---------- Input material ----------
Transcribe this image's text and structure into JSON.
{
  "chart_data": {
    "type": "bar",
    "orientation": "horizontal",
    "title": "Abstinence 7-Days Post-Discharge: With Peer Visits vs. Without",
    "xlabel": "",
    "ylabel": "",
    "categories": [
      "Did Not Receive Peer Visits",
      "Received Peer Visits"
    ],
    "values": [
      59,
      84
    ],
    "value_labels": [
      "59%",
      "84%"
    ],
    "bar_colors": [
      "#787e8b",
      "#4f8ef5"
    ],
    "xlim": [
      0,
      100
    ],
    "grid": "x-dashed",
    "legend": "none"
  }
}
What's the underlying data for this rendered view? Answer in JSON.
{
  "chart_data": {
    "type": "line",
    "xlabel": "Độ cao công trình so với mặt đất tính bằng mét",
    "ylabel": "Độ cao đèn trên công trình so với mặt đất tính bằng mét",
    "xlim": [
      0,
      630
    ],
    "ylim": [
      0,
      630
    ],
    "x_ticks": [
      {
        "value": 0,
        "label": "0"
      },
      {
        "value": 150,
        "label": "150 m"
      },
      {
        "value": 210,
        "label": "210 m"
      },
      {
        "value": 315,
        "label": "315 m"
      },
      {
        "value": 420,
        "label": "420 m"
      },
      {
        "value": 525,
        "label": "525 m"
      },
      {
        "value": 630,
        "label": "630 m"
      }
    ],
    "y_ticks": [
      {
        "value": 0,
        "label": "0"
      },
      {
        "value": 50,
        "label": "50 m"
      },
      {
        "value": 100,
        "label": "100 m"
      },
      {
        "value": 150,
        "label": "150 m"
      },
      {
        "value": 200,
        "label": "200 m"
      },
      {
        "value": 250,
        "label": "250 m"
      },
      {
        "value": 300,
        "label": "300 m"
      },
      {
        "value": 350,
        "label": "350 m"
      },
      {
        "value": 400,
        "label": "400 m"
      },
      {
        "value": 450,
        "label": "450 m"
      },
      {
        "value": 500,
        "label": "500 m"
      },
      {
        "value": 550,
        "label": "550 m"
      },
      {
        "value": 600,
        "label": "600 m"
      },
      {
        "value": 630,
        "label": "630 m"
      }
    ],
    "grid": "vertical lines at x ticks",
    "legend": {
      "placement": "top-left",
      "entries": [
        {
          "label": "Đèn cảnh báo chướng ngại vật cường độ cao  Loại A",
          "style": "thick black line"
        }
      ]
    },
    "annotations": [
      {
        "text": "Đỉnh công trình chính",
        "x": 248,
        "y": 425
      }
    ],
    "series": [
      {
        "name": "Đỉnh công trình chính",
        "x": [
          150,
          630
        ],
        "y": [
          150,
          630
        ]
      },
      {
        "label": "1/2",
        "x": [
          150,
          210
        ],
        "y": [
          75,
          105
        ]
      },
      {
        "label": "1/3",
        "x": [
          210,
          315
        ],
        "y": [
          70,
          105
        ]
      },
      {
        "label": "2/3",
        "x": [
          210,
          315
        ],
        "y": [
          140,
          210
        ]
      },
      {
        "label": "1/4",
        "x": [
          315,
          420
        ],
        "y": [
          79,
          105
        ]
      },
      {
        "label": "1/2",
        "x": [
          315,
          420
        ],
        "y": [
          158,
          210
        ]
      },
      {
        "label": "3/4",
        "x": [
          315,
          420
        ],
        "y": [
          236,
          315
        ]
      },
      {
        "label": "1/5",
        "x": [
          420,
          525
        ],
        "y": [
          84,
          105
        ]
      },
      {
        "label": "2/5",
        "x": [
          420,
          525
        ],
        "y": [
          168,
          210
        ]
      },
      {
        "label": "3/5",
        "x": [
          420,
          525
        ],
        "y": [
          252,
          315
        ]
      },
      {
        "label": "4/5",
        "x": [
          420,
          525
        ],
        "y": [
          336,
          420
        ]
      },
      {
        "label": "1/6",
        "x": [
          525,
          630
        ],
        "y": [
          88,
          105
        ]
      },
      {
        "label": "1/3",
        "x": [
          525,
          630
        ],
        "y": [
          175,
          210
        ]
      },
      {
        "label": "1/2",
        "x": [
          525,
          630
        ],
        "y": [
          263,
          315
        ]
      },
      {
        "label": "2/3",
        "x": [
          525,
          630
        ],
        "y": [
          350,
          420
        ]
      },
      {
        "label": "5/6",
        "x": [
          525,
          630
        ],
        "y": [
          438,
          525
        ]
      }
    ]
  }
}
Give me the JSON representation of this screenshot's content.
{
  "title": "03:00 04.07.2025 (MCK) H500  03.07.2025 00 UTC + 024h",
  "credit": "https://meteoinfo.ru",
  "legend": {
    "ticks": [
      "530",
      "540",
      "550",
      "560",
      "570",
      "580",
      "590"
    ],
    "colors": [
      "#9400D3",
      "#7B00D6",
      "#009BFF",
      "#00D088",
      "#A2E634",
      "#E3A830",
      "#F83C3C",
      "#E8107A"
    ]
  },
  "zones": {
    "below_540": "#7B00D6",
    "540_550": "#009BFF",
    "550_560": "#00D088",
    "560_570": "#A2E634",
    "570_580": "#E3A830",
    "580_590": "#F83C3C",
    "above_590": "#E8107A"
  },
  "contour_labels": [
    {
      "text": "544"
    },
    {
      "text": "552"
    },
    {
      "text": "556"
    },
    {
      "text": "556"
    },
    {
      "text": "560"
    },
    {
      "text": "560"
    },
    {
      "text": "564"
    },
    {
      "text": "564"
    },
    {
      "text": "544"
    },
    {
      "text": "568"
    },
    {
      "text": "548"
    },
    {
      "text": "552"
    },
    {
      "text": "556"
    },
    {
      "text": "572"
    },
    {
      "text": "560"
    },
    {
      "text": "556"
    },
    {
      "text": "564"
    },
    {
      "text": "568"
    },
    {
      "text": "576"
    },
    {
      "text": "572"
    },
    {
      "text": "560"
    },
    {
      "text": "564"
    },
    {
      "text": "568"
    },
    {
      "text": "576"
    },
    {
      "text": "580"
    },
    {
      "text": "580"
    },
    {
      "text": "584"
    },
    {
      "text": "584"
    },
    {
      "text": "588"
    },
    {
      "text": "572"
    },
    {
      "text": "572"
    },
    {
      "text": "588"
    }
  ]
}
----------
Give the complete listing a second time, exactly as it reads.

Transcribe this image's text and structure into JSON.
{
  "chart_data": {
    "type": "bar",
    "orientation": "horizontal",
    "title": "Abstinence 7-Days Post-Discharge: With Peer Visits vs. Without",
    "xlabel": "",
    "ylabel": "",
    "categories": [
      "Did Not Receive Peer Visits",
      "Received Peer Visits"
    ],
    "values": [
      59,
      84
    ],
    "value_labels": [
      "59%",
      "84%"
    ],
    "bar_colors": [
      "#787e8b",
      "#4f8ef5"
    ],
    "xlim": [
      0,
      100
    ],
    "grid": "x-dashed",
    "legend": "none"
  }
}
What's the underlying data for this rendered view? Answer in JSON.
{
  "chart_data": {
    "type": "line",
    "xlabel": "Độ cao công trình so với mặt đất tính bằng mét",
    "ylabel": "Độ cao đèn trên công trình so với mặt đất tính bằng mét",
    "xlim": [
      0,
      630
    ],
    "ylim": [
      0,
      630
    ],
    "x_ticks": [
      {
        "value": 0,
        "label": "0"
      },
      {
        "value": 150,
        "label": "150 m"
      },
      {
        "value": 210,
        "label": "210 m"
      },
      {
        "value": 315,
        "label": "315 m"
      },
      {
        "value": 420,
        "label": "420 m"
      },
      {
        "value": 525,
        "label": "525 m"
      },
      {
        "value": 630,
        "label": "630 m"
      }
    ],
    "y_ticks": [
      {
        "value": 0,
        "label": "0"
      },
      {
        "value": 50,
        "label": "50 m"
      },
      {
        "value": 100,
        "label": "100 m"
      },
      {
        "value": 150,
        "label": "150 m"
      },
      {
        "value": 200,
        "label": "200 m"
      },
      {
        "value": 250,
        "label": "250 m"
      },
      {
        "value": 300,
        "label": "300 m"
      },
      {
        "value": 350,
        "label": "350 m"
      },
      {
        "value": 400,
        "label": "400 m"
      },
      {
        "value": 450,
        "label": "450 m"
      },
      {
        "value": 500,
        "label": "500 m"
      },
      {
        "value": 550,
        "label": "550 m"
      },
      {
        "value": 600,
        "label": "600 m"
      },
      {
        "value": 630,
        "label": "630 m"
      }
    ],
    "grid": "vertical lines at x ticks",
    "legend": {
      "placement": "top-left",
      "entries": [
        {
          "label": "Đèn cảnh báo chướng ngại vật cường độ cao  Loại A",
          "style": "thick black line"
        }
      ]
    },
    "annotations": [
      {
        "text": "Đỉnh công trình chính",
        "x": 248,
        "y": 425
      }
    ],
    "series": [
      {
        "name": "Đỉnh công trình chính",
        "x": [
          150,
          630
        ],
        "y": [
          150,
          630
        ]
      },
      {
        "label": "1/2",
        "x": [
          150,
          210
        ],
        "y": [
          75,
          105
        ]
      },
      {
        "label": "1/3",
        "x": [
          210,
          315
        ],
        "y": [
          70,
          105
        ]
      },
      {
        "label": "2/3",
        "x": [
          210,
          315
        ],
        "y": [
          140,
          210
        ]
      },
      {
        "label": "1/4",
        "x": [
          315,
          420
        ],
        "y": [
          79,
          105
        ]
      },
      {
        "label": "1/2",
        "x": [
          315,
          420
        ],
        "y": [
          158,
          210
        ]
      },
      {
        "label": "3/4",
        "x": [
          315,
          420
        ],
        "y": [
          236,
          315
        ]
      },
      {
        "label": "1/5",
        "x": [
          420,
          525
        ],
        "y": [
          84,
          105
        ]
      },
      {
        "label": "2/5",
        "x": [
          420,
          525
        ],
        "y": [
          168,
          210
        ]
      },
      {
        "label": "3/5",
        "x": [
          420,
          525
        ],
        "y": [
          252,
          315
        ]
      },
      {
        "label": "4/5",
        "x": [
          420,
          525
        ],
        "y": [
          336,
          420
        ]
      },
      {
        "label": "1/6",
        "x": [
          525,
          630
        ],
        "y": [
          88,
          105
        ]
      },
      {
        "label": "1/3",
        "x": [
          525,
          630
        ],
        "y": [
          175,
          210
        ]
      },
      {
        "label": "1/2",
        "x": [
          525,
          630
        ],
        "y": [
          263,
          315
        ]
      },
      {
        "label": "2/3",
        "x": [
          525,
          630
        ],
        "y": [
          350,
          420
        ]
      },
      {
        "label": "5/6",
        "x": [
          525,
          630
        ],
        "y": [
          438,
          525
        ]
      }
    ]
  }
}
Give me the JSON representation of this screenshot's content.
{
  "title": "03:00 04.07.2025 (MCK) H500  03.07.2025 00 UTC + 024h",
  "credit": "https://meteoinfo.ru",
  "legend": {
    "ticks": [
      "530",
      "540",
      "550",
      "560",
      "570",
      "580",
      "590"
    ],
    "colors": [
      "#9400D3",
      "#7B00D6",
      "#009BFF",
      "#00D088",
      "#A2E634",
      "#E3A830",
      "#F83C3C",
      "#E8107A"
    ]
  },
  "zones": {
    "below_540": "#7B00D6",
    "540_550": "#009BFF",
    "550_560": "#00D088",
    "560_570": "#A2E634",
    "570_580": "#E3A830",
    "580_590": "#F83C3C",
    "above_590": "#E8107A"
  },
  "contour_labels": [
    {
      "text": "544"
    },
    {
      "text": "552"
    },
    {
      "text": "556"
    },
    {
      "text": "556"
    },
    {
      "text": "560"
    },
    {
      "text": "560"
    },
    {
      "text": "564"
    },
    {
      "text": "564"
    },
    {
      "text": "544"
    },
    {
      "text": "568"
    },
    {
      "text": "548"
    },
    {
      "text": "552"
    },
    {
      "text": "556"
    },
    {
      "text": "572"
    },
    {
      "text": "560"
    },
    {
      "text": "556"
    },
    {
      "text": "564"
    },
    {
      "text": "568"
    },
    {
      "text": "576"
    },
    {
      "text": "572"
    },
    {
      "text": "560"
    },
    {
      "text": "564"
    },
    {
      "text": "568"
    },
    {
      "text": "576"
    },
    {
      "text": "580"
    },
    {
      "text": "580"
    },
    {
      "text": "584"
    },
    {
      "text": "584"
    },
    {
      "text": "588"
    },
    {
      "text": "572"
    },
    {
      "text": "572"
    },
    {
      "text": "588"
    }
  ]
}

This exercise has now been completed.